** start SUPPLIED RECORDS **

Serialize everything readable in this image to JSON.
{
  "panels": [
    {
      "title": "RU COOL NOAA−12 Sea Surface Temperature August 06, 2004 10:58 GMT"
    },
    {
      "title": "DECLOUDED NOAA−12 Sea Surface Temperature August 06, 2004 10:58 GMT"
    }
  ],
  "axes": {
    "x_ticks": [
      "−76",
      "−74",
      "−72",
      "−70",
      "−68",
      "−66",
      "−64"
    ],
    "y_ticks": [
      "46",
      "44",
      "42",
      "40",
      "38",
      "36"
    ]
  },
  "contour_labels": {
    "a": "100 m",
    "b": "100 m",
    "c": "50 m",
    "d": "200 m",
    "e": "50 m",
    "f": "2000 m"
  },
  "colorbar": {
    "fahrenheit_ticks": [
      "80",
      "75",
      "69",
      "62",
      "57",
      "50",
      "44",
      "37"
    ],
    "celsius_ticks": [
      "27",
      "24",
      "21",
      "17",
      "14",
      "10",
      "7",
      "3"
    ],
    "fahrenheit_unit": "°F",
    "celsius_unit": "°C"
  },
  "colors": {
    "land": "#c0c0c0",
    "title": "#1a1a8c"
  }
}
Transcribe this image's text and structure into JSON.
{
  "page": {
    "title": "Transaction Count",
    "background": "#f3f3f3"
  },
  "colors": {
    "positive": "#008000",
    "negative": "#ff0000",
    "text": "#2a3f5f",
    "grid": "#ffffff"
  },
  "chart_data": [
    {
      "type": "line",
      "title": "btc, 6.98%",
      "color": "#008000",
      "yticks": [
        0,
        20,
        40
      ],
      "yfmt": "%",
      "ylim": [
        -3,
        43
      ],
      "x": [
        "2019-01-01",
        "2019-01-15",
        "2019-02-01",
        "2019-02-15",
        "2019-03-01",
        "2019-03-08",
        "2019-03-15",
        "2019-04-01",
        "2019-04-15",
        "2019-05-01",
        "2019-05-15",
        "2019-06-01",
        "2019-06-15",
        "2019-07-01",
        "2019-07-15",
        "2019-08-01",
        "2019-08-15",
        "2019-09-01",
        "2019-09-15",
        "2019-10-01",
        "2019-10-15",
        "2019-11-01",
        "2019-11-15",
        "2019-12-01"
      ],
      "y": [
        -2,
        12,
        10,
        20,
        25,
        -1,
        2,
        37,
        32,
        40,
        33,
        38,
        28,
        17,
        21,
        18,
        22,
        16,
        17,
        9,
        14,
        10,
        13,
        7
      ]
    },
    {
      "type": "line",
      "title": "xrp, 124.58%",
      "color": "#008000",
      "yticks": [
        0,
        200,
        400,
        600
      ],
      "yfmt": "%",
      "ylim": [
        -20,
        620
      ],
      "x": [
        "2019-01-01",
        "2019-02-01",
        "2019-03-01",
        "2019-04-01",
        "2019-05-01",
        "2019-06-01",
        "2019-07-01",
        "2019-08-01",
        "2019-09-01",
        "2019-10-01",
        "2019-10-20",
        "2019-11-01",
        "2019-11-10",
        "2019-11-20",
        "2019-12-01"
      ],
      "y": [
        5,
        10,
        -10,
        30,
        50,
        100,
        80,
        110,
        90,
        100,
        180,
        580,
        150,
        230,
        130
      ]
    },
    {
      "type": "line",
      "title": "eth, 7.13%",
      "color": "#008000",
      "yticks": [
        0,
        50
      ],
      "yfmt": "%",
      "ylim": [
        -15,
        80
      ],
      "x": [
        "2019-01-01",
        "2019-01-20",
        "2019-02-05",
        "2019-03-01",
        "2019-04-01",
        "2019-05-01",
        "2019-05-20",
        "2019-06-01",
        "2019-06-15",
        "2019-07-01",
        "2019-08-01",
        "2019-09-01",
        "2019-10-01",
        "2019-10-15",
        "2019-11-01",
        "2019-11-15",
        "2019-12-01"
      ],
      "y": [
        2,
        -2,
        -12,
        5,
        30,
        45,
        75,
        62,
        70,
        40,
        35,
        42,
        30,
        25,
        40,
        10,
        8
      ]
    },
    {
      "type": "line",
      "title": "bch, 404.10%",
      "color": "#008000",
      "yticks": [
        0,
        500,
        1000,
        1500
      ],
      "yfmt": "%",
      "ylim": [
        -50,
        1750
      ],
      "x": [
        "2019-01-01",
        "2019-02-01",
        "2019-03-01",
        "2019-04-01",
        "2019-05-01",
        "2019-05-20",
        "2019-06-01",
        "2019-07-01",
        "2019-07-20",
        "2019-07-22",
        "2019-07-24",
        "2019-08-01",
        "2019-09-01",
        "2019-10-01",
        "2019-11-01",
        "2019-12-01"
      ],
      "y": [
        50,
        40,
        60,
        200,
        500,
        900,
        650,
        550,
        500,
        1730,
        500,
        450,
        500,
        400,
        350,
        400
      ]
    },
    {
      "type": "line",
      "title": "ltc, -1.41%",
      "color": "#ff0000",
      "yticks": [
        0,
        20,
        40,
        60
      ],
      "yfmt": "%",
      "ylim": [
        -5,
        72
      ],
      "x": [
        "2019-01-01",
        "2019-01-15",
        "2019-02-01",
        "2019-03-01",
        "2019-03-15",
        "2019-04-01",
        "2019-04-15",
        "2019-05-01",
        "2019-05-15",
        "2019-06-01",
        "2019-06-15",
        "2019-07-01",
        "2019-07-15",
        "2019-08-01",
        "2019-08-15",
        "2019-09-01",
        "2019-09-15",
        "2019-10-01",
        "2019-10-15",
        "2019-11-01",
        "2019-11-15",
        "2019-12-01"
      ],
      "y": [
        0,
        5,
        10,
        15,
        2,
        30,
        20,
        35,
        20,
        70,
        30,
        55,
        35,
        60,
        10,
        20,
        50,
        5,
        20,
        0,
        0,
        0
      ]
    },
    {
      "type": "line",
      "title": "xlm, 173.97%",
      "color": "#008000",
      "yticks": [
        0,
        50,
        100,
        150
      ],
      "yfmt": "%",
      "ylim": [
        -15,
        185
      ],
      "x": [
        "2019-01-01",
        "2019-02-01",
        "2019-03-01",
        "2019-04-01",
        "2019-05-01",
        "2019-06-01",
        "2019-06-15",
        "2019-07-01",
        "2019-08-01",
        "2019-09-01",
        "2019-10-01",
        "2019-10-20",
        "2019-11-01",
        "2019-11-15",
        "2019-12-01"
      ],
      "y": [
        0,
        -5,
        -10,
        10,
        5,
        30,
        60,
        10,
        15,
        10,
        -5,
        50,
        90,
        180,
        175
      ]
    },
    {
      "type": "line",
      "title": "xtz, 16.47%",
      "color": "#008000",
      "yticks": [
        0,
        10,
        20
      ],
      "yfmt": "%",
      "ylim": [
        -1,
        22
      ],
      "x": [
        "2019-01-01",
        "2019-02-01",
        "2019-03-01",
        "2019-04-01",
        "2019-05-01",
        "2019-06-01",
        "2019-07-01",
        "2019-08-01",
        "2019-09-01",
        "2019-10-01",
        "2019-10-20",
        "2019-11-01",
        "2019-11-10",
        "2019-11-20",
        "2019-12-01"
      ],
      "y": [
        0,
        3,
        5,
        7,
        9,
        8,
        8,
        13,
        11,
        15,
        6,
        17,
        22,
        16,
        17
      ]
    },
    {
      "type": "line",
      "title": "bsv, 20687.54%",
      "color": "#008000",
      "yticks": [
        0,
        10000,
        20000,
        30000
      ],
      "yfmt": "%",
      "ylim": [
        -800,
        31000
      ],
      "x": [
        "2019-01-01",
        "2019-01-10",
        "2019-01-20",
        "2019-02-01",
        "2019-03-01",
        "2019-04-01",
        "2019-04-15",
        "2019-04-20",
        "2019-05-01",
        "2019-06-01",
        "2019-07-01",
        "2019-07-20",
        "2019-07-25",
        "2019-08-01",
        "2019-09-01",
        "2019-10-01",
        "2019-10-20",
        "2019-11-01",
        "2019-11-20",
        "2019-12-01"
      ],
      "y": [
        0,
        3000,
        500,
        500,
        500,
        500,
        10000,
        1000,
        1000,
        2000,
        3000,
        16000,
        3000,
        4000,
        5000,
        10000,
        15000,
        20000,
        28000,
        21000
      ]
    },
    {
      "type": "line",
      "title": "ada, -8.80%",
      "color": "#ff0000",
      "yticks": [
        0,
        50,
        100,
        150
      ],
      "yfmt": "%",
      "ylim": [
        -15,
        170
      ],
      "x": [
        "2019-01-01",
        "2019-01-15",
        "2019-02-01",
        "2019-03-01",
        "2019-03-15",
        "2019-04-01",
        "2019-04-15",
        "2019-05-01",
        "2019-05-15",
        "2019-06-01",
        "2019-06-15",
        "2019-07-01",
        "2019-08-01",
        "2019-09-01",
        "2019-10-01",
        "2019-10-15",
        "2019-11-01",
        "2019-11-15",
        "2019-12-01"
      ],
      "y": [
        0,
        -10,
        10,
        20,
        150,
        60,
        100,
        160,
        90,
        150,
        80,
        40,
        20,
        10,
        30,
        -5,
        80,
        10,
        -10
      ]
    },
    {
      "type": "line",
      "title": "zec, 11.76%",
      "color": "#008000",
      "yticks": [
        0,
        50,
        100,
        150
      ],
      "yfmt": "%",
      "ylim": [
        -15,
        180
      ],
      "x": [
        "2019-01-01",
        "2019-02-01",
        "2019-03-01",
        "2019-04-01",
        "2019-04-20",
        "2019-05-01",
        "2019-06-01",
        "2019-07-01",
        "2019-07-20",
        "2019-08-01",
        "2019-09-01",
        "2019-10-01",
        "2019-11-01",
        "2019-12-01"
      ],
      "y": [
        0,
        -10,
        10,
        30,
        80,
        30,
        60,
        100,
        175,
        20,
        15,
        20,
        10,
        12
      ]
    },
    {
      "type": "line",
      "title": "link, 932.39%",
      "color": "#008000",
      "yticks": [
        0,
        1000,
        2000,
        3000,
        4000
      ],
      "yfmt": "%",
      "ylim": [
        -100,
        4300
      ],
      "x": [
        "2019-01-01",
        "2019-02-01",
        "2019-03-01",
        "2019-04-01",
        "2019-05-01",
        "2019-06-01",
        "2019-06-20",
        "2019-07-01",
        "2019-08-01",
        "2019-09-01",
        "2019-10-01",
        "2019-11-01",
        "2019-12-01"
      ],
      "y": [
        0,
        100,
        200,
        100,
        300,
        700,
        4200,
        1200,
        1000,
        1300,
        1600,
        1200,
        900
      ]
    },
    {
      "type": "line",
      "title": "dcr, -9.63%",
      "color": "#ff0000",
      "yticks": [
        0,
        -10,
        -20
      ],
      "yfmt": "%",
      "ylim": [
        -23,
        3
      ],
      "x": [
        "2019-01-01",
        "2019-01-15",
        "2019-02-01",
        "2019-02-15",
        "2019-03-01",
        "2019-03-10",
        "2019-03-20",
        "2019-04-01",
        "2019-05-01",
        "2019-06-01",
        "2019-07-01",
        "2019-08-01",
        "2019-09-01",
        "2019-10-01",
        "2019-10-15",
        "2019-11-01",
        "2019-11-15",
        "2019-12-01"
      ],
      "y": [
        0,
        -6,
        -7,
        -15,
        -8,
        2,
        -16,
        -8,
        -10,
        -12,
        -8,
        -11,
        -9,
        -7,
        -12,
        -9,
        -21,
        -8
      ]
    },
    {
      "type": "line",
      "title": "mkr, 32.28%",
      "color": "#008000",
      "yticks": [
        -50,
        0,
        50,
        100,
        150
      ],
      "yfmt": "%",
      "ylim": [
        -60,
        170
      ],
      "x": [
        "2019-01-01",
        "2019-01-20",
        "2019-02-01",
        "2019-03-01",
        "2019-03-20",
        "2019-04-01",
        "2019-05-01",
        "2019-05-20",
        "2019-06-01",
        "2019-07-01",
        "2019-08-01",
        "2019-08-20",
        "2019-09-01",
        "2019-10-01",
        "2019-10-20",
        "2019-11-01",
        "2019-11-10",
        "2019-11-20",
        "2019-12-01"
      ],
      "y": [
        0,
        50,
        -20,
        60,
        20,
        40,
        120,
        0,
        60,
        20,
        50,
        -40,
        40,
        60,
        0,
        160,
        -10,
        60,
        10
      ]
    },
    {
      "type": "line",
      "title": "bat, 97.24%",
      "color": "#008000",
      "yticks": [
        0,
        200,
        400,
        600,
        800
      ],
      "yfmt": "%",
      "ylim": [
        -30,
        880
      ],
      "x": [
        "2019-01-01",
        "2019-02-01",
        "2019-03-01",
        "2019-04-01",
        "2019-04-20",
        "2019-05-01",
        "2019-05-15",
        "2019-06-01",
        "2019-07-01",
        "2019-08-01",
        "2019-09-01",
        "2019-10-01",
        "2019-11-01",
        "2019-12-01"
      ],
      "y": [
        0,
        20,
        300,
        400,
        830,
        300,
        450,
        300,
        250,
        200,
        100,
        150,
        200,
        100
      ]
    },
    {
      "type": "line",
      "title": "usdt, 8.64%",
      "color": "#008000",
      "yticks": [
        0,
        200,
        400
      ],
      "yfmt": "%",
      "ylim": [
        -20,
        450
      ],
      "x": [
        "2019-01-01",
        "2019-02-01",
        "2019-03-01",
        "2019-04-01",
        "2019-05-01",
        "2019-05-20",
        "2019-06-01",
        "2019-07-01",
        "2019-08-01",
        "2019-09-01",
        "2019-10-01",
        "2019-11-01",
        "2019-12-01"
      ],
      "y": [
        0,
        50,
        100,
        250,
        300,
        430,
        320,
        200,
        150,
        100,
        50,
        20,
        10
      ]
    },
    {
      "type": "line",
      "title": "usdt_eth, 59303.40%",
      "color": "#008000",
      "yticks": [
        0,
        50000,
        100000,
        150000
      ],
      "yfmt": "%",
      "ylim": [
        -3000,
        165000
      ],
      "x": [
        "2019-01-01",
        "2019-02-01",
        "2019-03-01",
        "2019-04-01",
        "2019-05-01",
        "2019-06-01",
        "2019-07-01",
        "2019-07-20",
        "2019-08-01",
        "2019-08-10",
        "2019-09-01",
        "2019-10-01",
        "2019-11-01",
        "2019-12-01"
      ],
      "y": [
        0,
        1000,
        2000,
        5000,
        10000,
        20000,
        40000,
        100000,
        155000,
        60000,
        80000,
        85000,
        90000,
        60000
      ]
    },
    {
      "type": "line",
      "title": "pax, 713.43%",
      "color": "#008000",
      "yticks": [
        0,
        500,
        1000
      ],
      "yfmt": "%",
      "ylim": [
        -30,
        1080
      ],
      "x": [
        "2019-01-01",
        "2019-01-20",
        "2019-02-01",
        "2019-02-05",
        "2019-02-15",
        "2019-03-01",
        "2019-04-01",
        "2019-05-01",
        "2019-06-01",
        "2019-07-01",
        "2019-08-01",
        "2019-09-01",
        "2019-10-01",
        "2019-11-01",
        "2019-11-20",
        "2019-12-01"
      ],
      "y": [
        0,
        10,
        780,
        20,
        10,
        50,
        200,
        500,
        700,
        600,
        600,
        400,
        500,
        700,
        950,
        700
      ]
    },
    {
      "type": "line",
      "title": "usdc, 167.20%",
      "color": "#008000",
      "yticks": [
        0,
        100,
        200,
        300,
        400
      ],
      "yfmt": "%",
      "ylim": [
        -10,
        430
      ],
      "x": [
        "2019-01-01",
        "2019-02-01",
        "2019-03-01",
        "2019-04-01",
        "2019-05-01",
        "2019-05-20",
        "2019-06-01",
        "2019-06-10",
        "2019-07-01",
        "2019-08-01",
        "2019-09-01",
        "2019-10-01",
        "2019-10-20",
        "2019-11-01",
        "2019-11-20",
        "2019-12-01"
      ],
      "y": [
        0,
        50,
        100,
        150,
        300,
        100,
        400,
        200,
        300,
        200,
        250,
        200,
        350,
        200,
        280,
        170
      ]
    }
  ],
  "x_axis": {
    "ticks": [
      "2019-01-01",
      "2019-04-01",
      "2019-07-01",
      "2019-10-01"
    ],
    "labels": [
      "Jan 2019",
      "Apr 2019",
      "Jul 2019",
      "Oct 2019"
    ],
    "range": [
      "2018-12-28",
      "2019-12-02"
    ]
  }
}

** end SUPPLIED RECORDS **

• AIM
Where a line holds the string "NOAA", copy that line.

• ANSWER TO THIS EXERCISE
      "title": "RU COOL NOAA−12 Sea Surface Temperature August 06, 2004 10:58 GMT"
      "title": "DECLOUDED NOAA−12 Sea Surface Temperature August 06, 2004 10:58 GMT"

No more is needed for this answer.